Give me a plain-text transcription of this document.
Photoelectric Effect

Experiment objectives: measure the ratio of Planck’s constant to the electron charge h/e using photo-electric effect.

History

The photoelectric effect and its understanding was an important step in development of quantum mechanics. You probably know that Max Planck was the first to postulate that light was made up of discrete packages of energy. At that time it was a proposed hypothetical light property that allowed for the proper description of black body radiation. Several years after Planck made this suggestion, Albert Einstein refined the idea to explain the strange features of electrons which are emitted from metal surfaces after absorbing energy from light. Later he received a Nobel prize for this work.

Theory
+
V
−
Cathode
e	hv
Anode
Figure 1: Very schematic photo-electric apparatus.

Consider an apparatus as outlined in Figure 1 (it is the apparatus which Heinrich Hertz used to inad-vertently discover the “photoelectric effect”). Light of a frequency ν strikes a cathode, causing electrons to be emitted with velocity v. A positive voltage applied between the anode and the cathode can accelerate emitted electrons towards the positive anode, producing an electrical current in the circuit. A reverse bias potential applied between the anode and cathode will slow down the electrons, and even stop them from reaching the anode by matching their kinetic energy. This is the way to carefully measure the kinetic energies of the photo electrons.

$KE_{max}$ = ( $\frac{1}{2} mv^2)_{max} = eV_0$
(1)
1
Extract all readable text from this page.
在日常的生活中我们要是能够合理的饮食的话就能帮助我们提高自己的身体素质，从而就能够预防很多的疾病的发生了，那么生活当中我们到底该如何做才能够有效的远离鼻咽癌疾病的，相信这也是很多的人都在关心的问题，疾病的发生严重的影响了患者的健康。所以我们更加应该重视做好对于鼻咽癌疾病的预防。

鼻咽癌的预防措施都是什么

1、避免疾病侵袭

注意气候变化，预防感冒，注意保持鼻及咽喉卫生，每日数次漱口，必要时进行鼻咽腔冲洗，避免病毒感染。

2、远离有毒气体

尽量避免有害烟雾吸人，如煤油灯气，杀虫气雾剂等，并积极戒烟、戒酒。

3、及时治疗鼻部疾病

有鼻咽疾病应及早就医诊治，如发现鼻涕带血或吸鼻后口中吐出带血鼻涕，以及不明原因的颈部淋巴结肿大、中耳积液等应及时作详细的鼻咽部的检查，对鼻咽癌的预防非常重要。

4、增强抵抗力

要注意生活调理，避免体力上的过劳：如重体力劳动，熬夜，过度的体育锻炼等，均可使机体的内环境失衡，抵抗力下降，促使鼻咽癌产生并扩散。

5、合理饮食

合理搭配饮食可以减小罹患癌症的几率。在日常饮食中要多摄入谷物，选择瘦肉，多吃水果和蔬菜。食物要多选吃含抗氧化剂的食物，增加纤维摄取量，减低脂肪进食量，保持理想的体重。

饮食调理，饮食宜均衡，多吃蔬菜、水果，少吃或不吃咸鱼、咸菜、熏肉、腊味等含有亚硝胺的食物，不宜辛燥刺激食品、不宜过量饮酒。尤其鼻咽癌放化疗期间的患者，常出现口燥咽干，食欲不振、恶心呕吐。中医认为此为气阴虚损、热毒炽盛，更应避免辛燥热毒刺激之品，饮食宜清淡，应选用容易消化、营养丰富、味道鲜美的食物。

· · · · · · ·

*What the task asks:*
Where a line holds "measure", copy that line.

*Solution below:*
Experiment objectives: measure the ratio of Planck’s constant to the electron charge h/e using photo-electric effect.
Consider an apparatus as outlined in Figure 1 (it is the apparatus which Heinrich Hertz used to inad-vertently discover the “photoelectric effect”). Light of a frequency ν strikes a cathode, causing electrons to be emitted with velocity v. A positive voltage applied between the anode and the cathode can accelerate emitted electrons towards the positive anode, producing an electrical current in the circuit. A reverse bias potential applied between the anode and cathode will slow down the electrons, and even stop them from reaching the anode by matching their kinetic energy. This is the way to carefully measure the kinetic energies of the photo electrons.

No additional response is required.